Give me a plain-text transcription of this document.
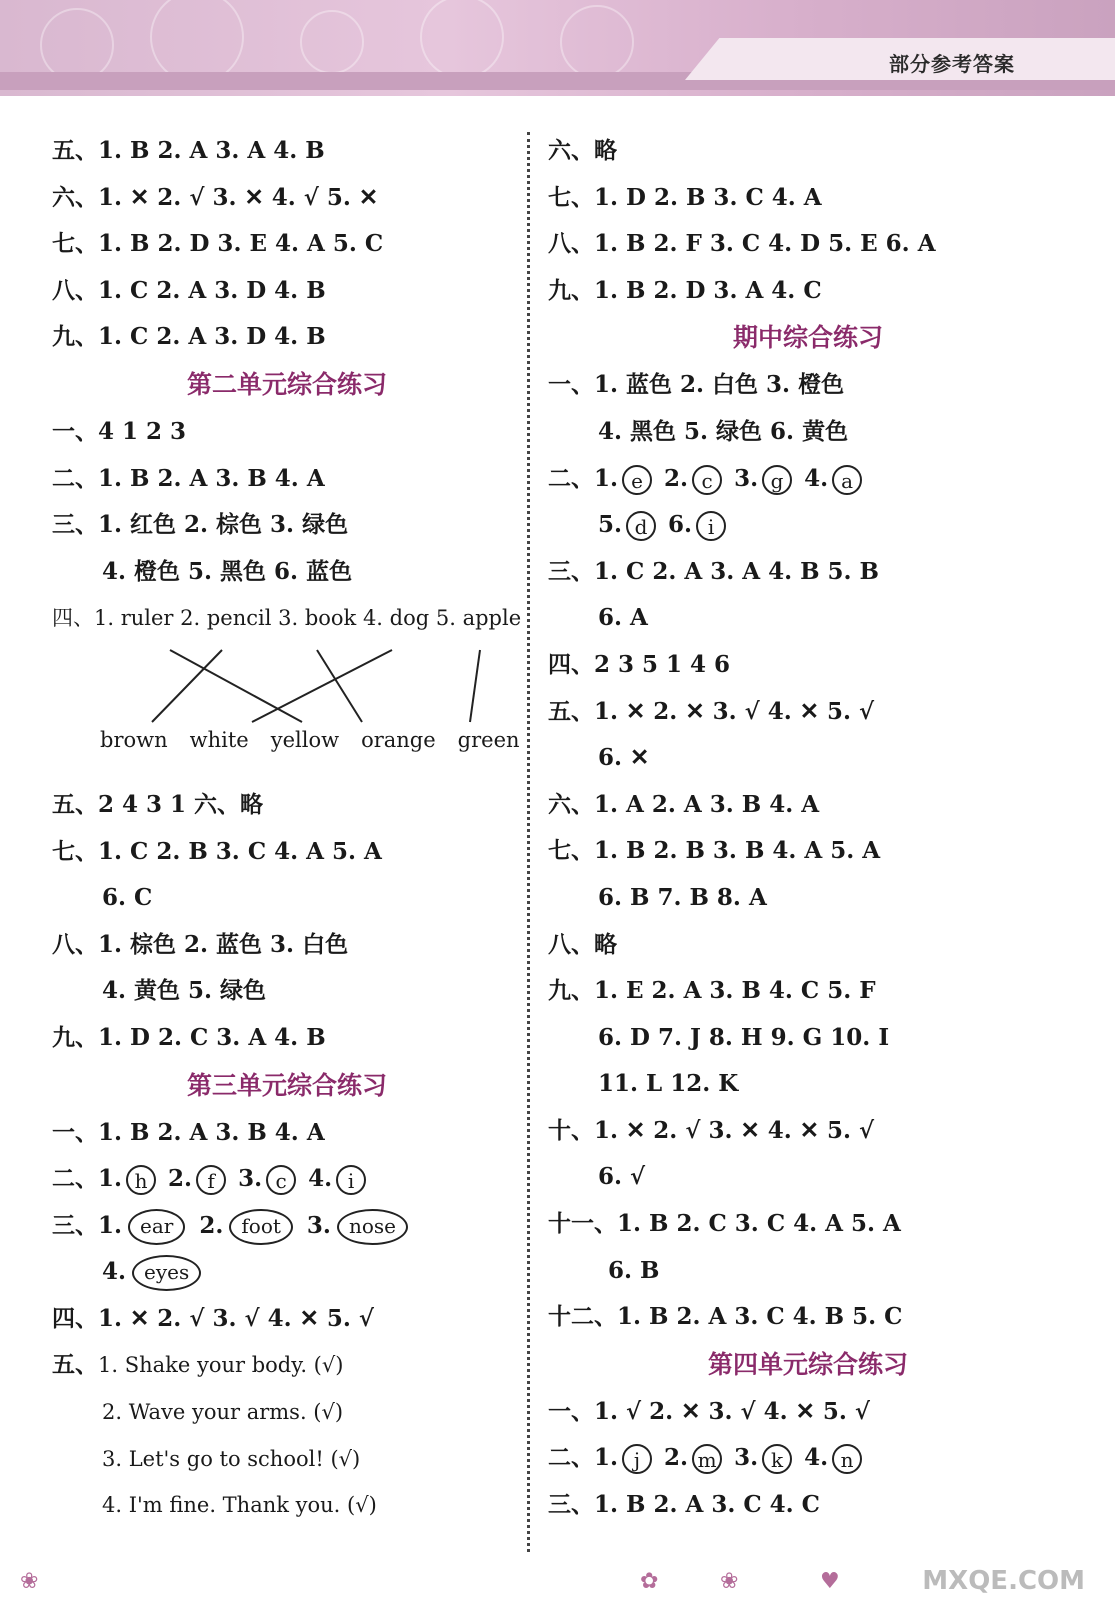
部分参考答案
五、1. B 2. A 3. A 4. B
六、1. ✕ 2. √ 3. ✕ 4. √ 5. ✕
七、1. B 2. D 3. E 4. A 5. C
八、1. C 2. A 3. D 4. B
九、1. C 2. A 3. D 4. B
第二单元综合练习
一、4 1 2 3
二、1. B 2. A 3. B 4. A
三、1. 红色 2. 棕色 3. 绿色
4. 橙色 5. 黑色 6. 蓝色
四、1. ruler 2. pencil 3. book 4. dog 5. apple
brown white yellow orange green
五、2 4 3 1 六、略
七、1. C 2. B 3. C 4. A 5. A
6. C
八、1. 棕色 2. 蓝色 3. 白色
4. 黄色 5. 绿色
九、1. D 2. C 3. A 4. B
第三单元综合练习
一、1. B 2. A 3. B 4. A
二、1. h 2. f 3. c 4. i
三、1. ear 2. foot 3. nose
4. eyes
四、1. ✕ 2. √ 3. √ 4. ✕ 5. √
五、1. Shake your body. (√)
2. Wave your arms. (√)
3. Let's go to school! (√)
4. I'm fine. Thank you. (√)
六、略
七、1. D 2. B 3. C 4. A
八、1. B 2. F 3. C 4. D 5. E 6. A
九、1. B 2. D 3. A 4. C
期中综合练习
一、1. 蓝色 2. 白色 3. 橙色
4. 黑色 5. 绿色 6. 黄色
二、1. e 2. c 3. g 4. a
5. d 6. i
三、1. C 2. A 3. A 4. B 5. B
6. A
四、2 3 5 1 4 6
五、1. ✕ 2. ✕ 3. √ 4. ✕ 5. √
6. ✕
六、1. A 2. A 3. B 4. A
七、1. B 2. B 3. B 4. A 5. A
6. B 7. B 8. A
八、略
九、1. E 2. A 3. B 4. C 5. F
6. D 7. J 8. H 9. G 10. I
11. L 12. K
十、1. ✕ 2. √ 3. ✕ 4. ✕ 5. √
6. √
十一、1. B 2. C 3. C 4. A 5. A
6. B
十二、1. B 2. A 3. C 4. B 5. C
第四单元综合练习
一、1. √ 2. ✕ 3. √ 4. ✕ 5. √
二、1. j 2. m 3. k 4. n
三、1. B 2. A 3. C 4. C
❀	✿	❀	♥	MXQE.COM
####################
REQUIREMENT:
Set the listing down in full and exactly. Pictures within it should not appear in the copy.

TASK RESULT:
Give me a plain-text transcription of this document.
部分参考答案
五、1. B 2. A 3. A 4. B
六、1. ✕ 2. √ 3. ✕ 4. √ 5. ✕
七、1. B 2. D 3. E 4. A 5. C
八、1. C 2. A 3. D 4. B
九、1. C 2. A 3. D 4. B
第二单元综合练习
一、4 1 2 3
二、1. B 2. A 3. B 4. A
三、1. 红色 2. 棕色 3. 绿色
4. 橙色 5. 黑色 6. 蓝色
四、1. ruler 2. pencil 3. book 4. dog 5. apple
brown white yellow orange green
五、2 4 3 1 六、略
七、1. C 2. B 3. C 4. A 5. A
6. C
八、1. 棕色 2. 蓝色 3. 白色
4. 黄色 5. 绿色
九、1. D 2. C 3. A 4. B
第三单元综合练习
一、1. B 2. A 3. B 4. A
二、1. h 2. f 3. c 4. i
三、1. ear 2. foot 3. nose
4. eyes
四、1. ✕ 2. √ 3. √ 4. ✕ 5. √
五、1. Shake your body. (√)
2. Wave your arms. (√)
3. Let's go to school! (√)
4. I'm fine. Thank you. (√)
六、略
七、1. D 2. B 3. C 4. A
八、1. B 2. F 3. C 4. D 5. E 6. A
九、1. B 2. D 3. A 4. C
期中综合练习
一、1. 蓝色 2. 白色 3. 橙色
4. 黑色 5. 绿色 6. 黄色
二、1. e 2. c 3. g 4. a
5. d 6. i
三、1. C 2. A 3. A 4. B 5. B
6. A
四、2 3 5 1 4 6
五、1. ✕ 2. ✕ 3. √ 4. ✕ 5. √
6. ✕
六、1. A 2. A 3. B 4. A
七、1. B 2. B 3. B 4. A 5. A
6. B 7. B 8. A
八、略
九、1. E 2. A 3. B 4. C 5. F
6. D 7. J 8. H 9. G 10. I
11. L 12. K
十、1. ✕ 2. √ 3. ✕ 4. ✕ 5. √
6. √
十一、1. B 2. C 3. C 4. A 5. A
6. B
十二、1. B 2. A 3. C 4. B 5. C
第四单元综合练习
一、1. √ 2. ✕ 3. √ 4. ✕ 5. √
二、1. j 2. m 3. k 4. n
三、1. B 2. A 3. C 4. C
❀	✿	❀	♥	MXQE.COM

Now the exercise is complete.